_DATA TO PROCESS_
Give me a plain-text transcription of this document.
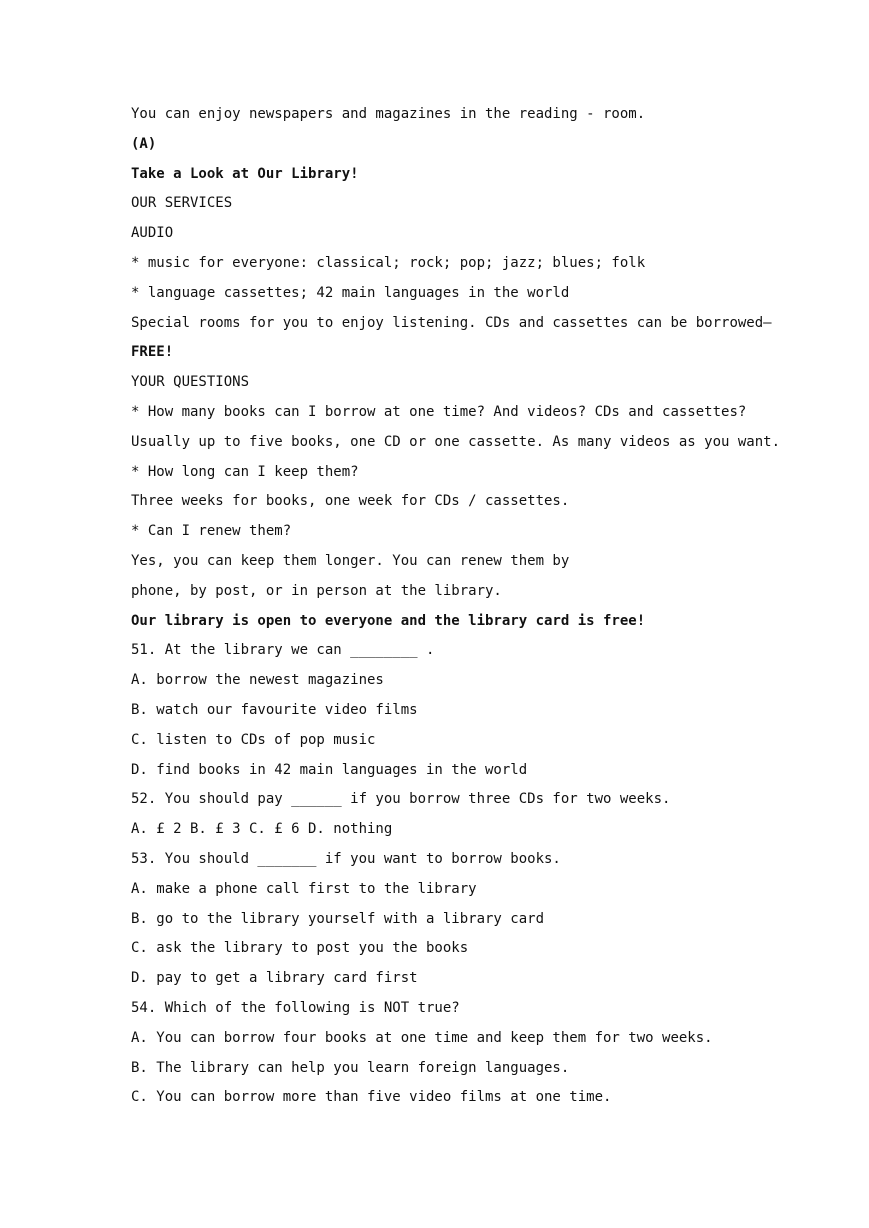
You can enjoy newspapers and magazines in the reading - room.
(A)
Take a Look at Our Library!
OUR SERVICES
AUDIO
* music for everyone: classical; rock; pop; jazz; blues; folk
* language cassettes; 42 main languages in the world
Special rooms for you to enjoy listening. CDs and cassettes can be borrowed—
FREE!
YOUR QUESTIONS
* How many books can I borrow at one time? And videos? CDs and cassettes?
Usually up to five books, one CD or one cassette. As many videos as you want.
* How long can I keep them?
Three weeks for books, one week for CDs / cassettes.
* Can I renew them?
Yes, you can keep them longer. You can renew them by
phone, by post, or in person at the library.
Our library is open to everyone and the library card is free!
51. At the library we can ________ .
A. borrow the newest magazines
B. watch our favourite video films
C. listen to CDs of pop music
D. find books in 42 main languages in the world
52. You should pay ______ if you borrow three CDs for two weeks.
A. £ 2 B. £ 3 C. £ 6 D. nothing
53. You should _______ if you want to borrow books.
A. make a phone call first to the library
B. go to the library yourself with a library card
C. ask the library to post you the books
D. pay to get a library card first
54. Which of the following is NOT true?
A. You can borrow four books at one time and keep them for two weeks.
B. The library can help you learn foreign languages.
C. You can borrow more than five video films at one time.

_STATED PROBLEM_
In the entries above, find the lines containing the word "books" and say how many there are, with no other words.

_SOLUTION TO THIS TASK_
7